>> Begin
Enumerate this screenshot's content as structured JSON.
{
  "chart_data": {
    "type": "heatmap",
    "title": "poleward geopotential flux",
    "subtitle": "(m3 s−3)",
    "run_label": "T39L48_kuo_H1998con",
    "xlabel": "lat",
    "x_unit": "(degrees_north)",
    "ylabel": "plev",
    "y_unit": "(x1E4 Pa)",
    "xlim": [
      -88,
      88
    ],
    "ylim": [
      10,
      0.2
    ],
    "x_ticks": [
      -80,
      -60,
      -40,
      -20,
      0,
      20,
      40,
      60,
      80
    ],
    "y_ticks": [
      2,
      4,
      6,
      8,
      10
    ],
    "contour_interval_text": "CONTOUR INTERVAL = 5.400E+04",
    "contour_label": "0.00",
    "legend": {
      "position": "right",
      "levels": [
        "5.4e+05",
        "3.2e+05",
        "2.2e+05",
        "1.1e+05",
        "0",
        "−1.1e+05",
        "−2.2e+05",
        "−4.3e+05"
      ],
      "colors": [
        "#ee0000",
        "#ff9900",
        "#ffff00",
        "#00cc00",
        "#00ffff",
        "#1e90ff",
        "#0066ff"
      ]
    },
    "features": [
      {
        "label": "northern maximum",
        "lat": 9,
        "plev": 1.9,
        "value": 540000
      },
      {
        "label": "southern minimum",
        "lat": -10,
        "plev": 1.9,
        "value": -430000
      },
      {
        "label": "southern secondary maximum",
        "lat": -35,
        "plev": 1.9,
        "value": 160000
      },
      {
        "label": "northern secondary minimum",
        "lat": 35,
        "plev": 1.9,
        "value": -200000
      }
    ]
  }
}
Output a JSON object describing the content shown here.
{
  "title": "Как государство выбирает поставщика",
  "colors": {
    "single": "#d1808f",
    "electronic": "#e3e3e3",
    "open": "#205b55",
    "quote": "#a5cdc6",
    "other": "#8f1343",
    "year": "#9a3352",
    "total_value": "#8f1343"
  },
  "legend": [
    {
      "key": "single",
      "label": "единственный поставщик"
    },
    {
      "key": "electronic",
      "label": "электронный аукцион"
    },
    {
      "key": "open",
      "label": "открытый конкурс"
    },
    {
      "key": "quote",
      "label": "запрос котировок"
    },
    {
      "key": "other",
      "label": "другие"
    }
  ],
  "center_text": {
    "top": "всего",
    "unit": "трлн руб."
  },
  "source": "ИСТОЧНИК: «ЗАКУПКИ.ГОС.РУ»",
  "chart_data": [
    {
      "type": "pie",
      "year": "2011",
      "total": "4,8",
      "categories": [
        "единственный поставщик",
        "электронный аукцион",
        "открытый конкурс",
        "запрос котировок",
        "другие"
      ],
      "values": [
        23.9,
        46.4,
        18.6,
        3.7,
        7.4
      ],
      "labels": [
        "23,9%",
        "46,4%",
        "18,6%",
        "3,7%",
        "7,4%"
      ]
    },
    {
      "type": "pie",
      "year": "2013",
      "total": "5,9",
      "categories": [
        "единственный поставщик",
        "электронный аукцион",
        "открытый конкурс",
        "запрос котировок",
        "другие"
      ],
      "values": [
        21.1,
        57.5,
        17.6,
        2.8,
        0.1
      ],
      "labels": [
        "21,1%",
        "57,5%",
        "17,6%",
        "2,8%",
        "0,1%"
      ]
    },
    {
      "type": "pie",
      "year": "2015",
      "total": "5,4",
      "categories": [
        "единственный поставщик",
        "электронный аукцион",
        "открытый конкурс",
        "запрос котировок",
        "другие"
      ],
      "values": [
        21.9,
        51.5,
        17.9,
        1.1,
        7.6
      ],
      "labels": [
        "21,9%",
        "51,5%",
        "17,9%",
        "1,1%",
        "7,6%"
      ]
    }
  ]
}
>> End
> [DIRECTIONS]: Filter the records down to the lines that contain the string "secondary", and copy those lines.

> [FINAL RESULT]:
        "label": "southern secondary maximum",
        "label": "northern secondary minimum",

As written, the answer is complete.